___ Material for this exercise

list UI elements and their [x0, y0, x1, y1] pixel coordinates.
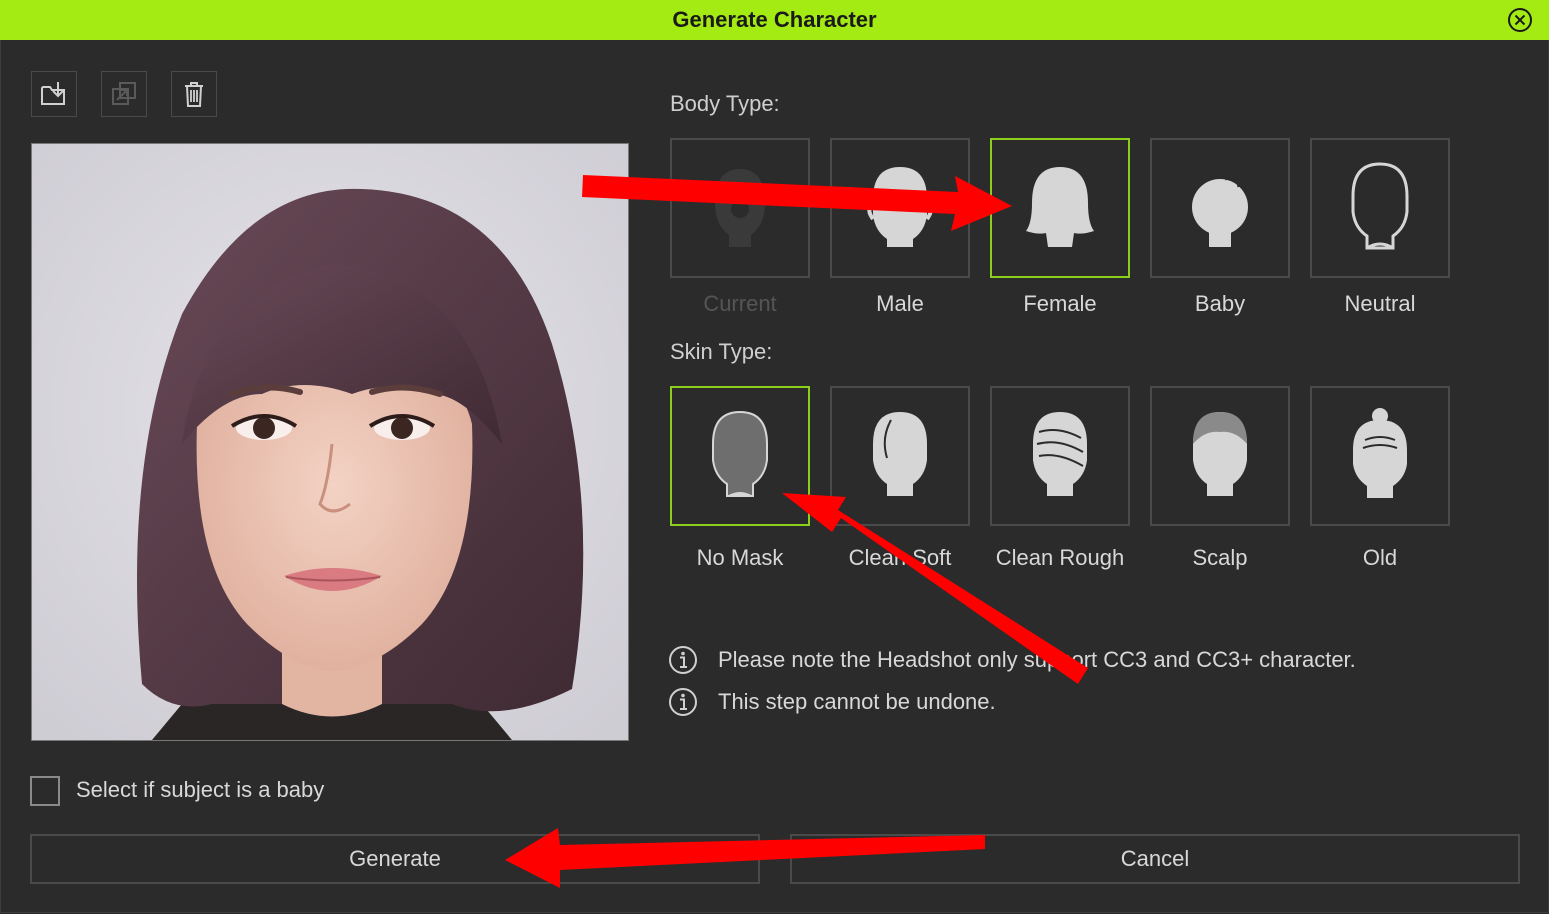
body-type-neutral[interactable]	[1310, 138, 1450, 278]
body-type-male[interactable]	[830, 138, 970, 278]
neutral-head-icon	[1351, 162, 1409, 250]
import-image-button[interactable]	[31, 71, 77, 117]
trash-icon	[185, 82, 203, 107]
current-head-icon	[715, 169, 765, 247]
female-head-icon	[1026, 167, 1094, 247]
note-text: This step cannot be undone.	[718, 689, 996, 714]
title-bar: Generate Character	[0, 0, 1549, 40]
skin-type-clean-rough[interactable]	[990, 386, 1130, 526]
close-icon[interactable]	[1507, 7, 1533, 33]
portrait-image	[32, 144, 628, 740]
skin-type-clean-rough-label: Clean Rough	[995, 545, 1125, 570]
replace-image-icon	[112, 82, 136, 105]
baby-subject-checkbox-label[interactable]: Select if subject is a baby	[76, 776, 324, 804]
folder-import-icon	[41, 82, 65, 105]
skin-type-clean-soft[interactable]	[830, 386, 970, 526]
old-head-icon	[1353, 408, 1407, 498]
generate-button[interactable]: Generate	[30, 834, 760, 884]
body-type-female[interactable]	[990, 138, 1130, 278]
body-type-baby[interactable]	[1150, 138, 1290, 278]
replace-image-button[interactable]	[101, 71, 147, 117]
no-mask-head-icon	[712, 410, 768, 497]
body-type-baby-label: Baby	[1194, 291, 1246, 316]
scalp-head-icon	[1193, 412, 1247, 496]
body-type-label: Body Type:	[670, 91, 780, 116]
skin-type-no-mask[interactable]	[670, 386, 810, 526]
info-icon	[669, 688, 697, 716]
clean-rough-head-icon	[1033, 412, 1087, 496]
note-text: Please note the Headshot only support CC…	[718, 647, 1356, 672]
body-type-current[interactable]	[670, 138, 810, 278]
skin-type-no-mask-label: No Mask	[696, 545, 784, 570]
delete-image-button[interactable]	[171, 71, 217, 117]
baby-head-icon	[1192, 176, 1248, 247]
skin-type-scalp-label: Scalp	[1192, 545, 1248, 570]
note-headshot-support: Please note the Headshot only support CC…	[668, 645, 1356, 675]
skin-type-scalp[interactable]	[1150, 386, 1290, 526]
skin-type-old-label: Old	[1362, 545, 1398, 570]
skin-type-clean-soft-label: Clean Soft	[848, 545, 952, 570]
note-cannot-undo: This step cannot be undone.	[668, 687, 996, 717]
body-type-neutral-label: Neutral	[1344, 291, 1416, 316]
cancel-button[interactable]: Cancel	[790, 834, 1520, 884]
headshot-photo-preview	[31, 143, 629, 741]
body-type-female-label: Female	[1023, 291, 1097, 316]
info-icon	[669, 646, 697, 674]
male-head-icon	[867, 167, 933, 247]
skin-type-old[interactable]	[1310, 386, 1450, 526]
window-title: Generate Character	[672, 7, 877, 32]
baby-subject-checkbox[interactable]	[30, 776, 60, 806]
clean-soft-head-icon	[873, 412, 927, 496]
body-type-current-label: Current	[703, 291, 777, 316]
skin-type-label: Skin Type:	[670, 339, 773, 364]
body-type-male-label: Male	[876, 291, 924, 316]
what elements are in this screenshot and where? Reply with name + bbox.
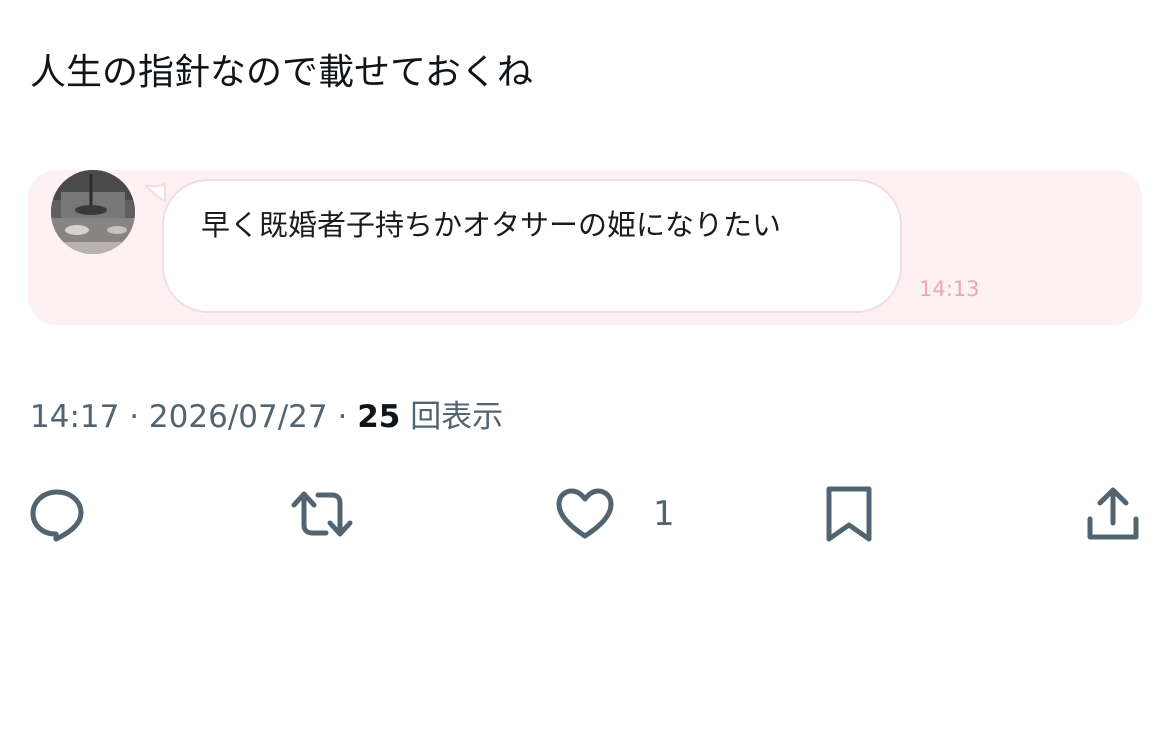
like-count: 1 (653, 494, 675, 534)
meta-separator: · (129, 399, 140, 435)
tweet-text: 人生の指針なので載せておくね (30, 52, 533, 93)
meta-separator: · (337, 399, 348, 435)
avatar[interactable] (51, 170, 135, 254)
share-button[interactable] (1084, 484, 1142, 544)
tweet-time[interactable]: 14:17 (30, 399, 119, 435)
tweet-detail: 人生の指針なので載せておくね 早く既婚者子持ちかオタサーの姫になりたい 14:1… (0, 0, 1170, 740)
bookmark-icon (826, 486, 872, 542)
like-button[interactable]: 1 (555, 484, 675, 544)
avatar-photo (51, 170, 135, 254)
tweet-date[interactable]: 2026/07/27 (149, 399, 328, 435)
chat-time: 14:13 (919, 277, 980, 301)
bookmark-button[interactable] (822, 484, 876, 544)
heart-icon (556, 488, 614, 539)
tweet-meta: 14:17 · 2026/07/27 · 25 回表示 (30, 396, 503, 438)
share-icon (1087, 487, 1139, 540)
views-count[interactable]: 25 (357, 399, 400, 435)
retweet-button[interactable] (290, 484, 354, 544)
chat-message: 早く既婚者子持ちかオタサーの姫になりたい (201, 208, 782, 242)
views-label[interactable]: 回表示 (410, 399, 503, 435)
reply-icon (30, 489, 84, 542)
reply-button[interactable] (28, 484, 86, 544)
retweet-icon (291, 491, 353, 537)
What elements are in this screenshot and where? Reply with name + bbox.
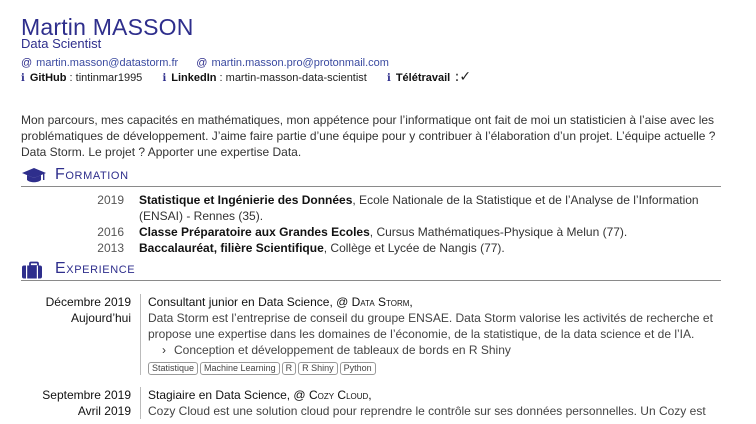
email-row: @ martin.masson@datastorm.fr @ martin.mass…	[21, 57, 389, 70]
formation-heading: Formation	[21, 166, 721, 187]
github-label: GitHub	[29, 72, 67, 84]
degree: Baccalauréat, filière Scientifique	[139, 241, 324, 255]
degree: Statistique et Ingénierie des Données	[139, 193, 353, 207]
intro-paragraph: Mon parcours, mes capacités en mathémati…	[21, 113, 716, 159]
graduation-cap-icon	[22, 168, 46, 183]
formation-year: 2019	[97, 193, 124, 207]
formation-text: Baccalauréat, filière Scientifique, Coll…	[139, 240, 721, 256]
linkedin-label: LinkedIn	[171, 72, 217, 84]
email-link-1[interactable]: martin.masson@datastorm.fr	[36, 57, 178, 69]
experience-title: Experience	[55, 260, 136, 277]
experience-dates: Décembre 2019 Aujourd’hui	[21, 294, 131, 326]
social-row: i GitHub : tintinmar1995 i LinkedIn : mart…	[21, 69, 472, 85]
date-start: Décembre 2019	[45, 295, 131, 309]
experience-description: Data Storm est l’entreprise de conseil d…	[148, 311, 713, 341]
info-icon: i	[21, 73, 25, 84]
last-name: MASSON	[92, 14, 194, 40]
skill-tag: R Shiny	[298, 362, 338, 375]
school: , Collège et Lycée de Nangis (77).	[323, 241, 505, 255]
chevron-right-icon: ›	[162, 343, 166, 357]
bullet-text: Conception et développement de tableaux …	[174, 343, 511, 357]
role-title: Stagiaire en Data Science, @	[148, 388, 306, 402]
experience-bullet: › Conception et développement de tableaux…	[148, 342, 730, 358]
remote-value: :✓	[450, 69, 472, 85]
school: , Cursus Mathématiques-Physique à Melun …	[369, 225, 628, 239]
linkedin-value[interactable]: : martin-masson-data-scientist	[216, 72, 367, 84]
candidate-role: Data Scientist	[21, 36, 102, 51]
at-icon: @	[196, 57, 208, 69]
formation-year: 2013	[97, 241, 124, 255]
company-name: Cozy Cloud,	[308, 388, 372, 402]
experience-dates: Septembre 2019 Avril 2019	[21, 387, 131, 419]
skill-tag: Python	[339, 362, 376, 375]
formation-year: 2016	[97, 225, 124, 239]
experience-body: Stagiaire en Data Science, @ Cozy Cloud,…	[140, 387, 730, 419]
date-start: Septembre 2019	[42, 388, 131, 402]
remote-label: Télétravail	[395, 72, 451, 84]
role-title: Consultant junior en Data Science, @	[148, 295, 349, 309]
date-end: Aujourd’hui	[70, 311, 131, 325]
skill-tag: R	[281, 362, 297, 375]
skill-tag: Machine Learning	[200, 362, 280, 375]
formation-text: Statistique et Ingénierie des Données, E…	[139, 192, 721, 224]
formation-title: Formation	[55, 166, 129, 183]
info-icon: i	[387, 73, 391, 84]
company-name: Data Storm,	[351, 295, 413, 309]
experience-role: Consultant junior en Data Science, @ Dat…	[148, 294, 730, 310]
date-end: Avril 2019	[77, 404, 131, 418]
experience-description: Cozy Cloud est une solution cloud pour r…	[148, 404, 706, 418]
github-value[interactable]: : tintinmar1995	[66, 72, 143, 84]
degree: Classe Préparatoire aux Grandes Ecoles	[139, 225, 370, 239]
skill-tags: Statistique Machine Learning R R Shiny Pytho…	[148, 359, 730, 375]
info-icon: i	[162, 73, 167, 84]
briefcase-icon	[22, 261, 42, 279]
at-icon: @	[21, 57, 33, 69]
experience-body: Consultant junior en Data Science, @ Dat…	[140, 294, 730, 375]
experience-role: Stagiaire en Data Science, @ Cozy Cloud,	[148, 387, 730, 403]
formation-text: Classe Préparatoire aux Grandes Ecoles, …	[139, 224, 721, 240]
skill-tag: Statistique	[148, 362, 199, 375]
email-link-2[interactable]: martin.masson.pro@protonmail.com	[211, 57, 388, 69]
experience-heading: Experience	[21, 260, 721, 281]
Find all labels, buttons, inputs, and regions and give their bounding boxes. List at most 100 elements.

______

**Aim:**
In the listing, from the line with "like-count: 1 (653, 494, 675, 534)" to the line with "chat-time: 14:13 (919, 277, 980, 301)", rename "meta-separator" to "dot-separator" and write out those lines again with everything else unchanged.

**Expected answer:**
like-count: 1 (653, 494, 675, 534)
dot-separator: · (129, 399, 140, 435)
tweet-text: 人生の指針なので載せておくね (30, 52, 533, 93)
dot-separator: · (337, 399, 348, 435)
avatar[interactable] (51, 170, 135, 254)
share-button[interactable] (1084, 484, 1142, 544)
tweet-time[interactable]: 14:17 (30, 399, 119, 435)
tweet-detail: 人生の指針なので載せておくね 早く既婚者子持ちかオタサーの姫になりたい 14:1… (0, 0, 1170, 740)
bookmark-icon (826, 486, 872, 542)
like-button[interactable]: 1 (555, 484, 675, 544)
avatar-photo (51, 170, 135, 254)
tweet-date[interactable]: 2026/07/27 (149, 399, 328, 435)
chat-time: 14:13 (919, 277, 980, 301)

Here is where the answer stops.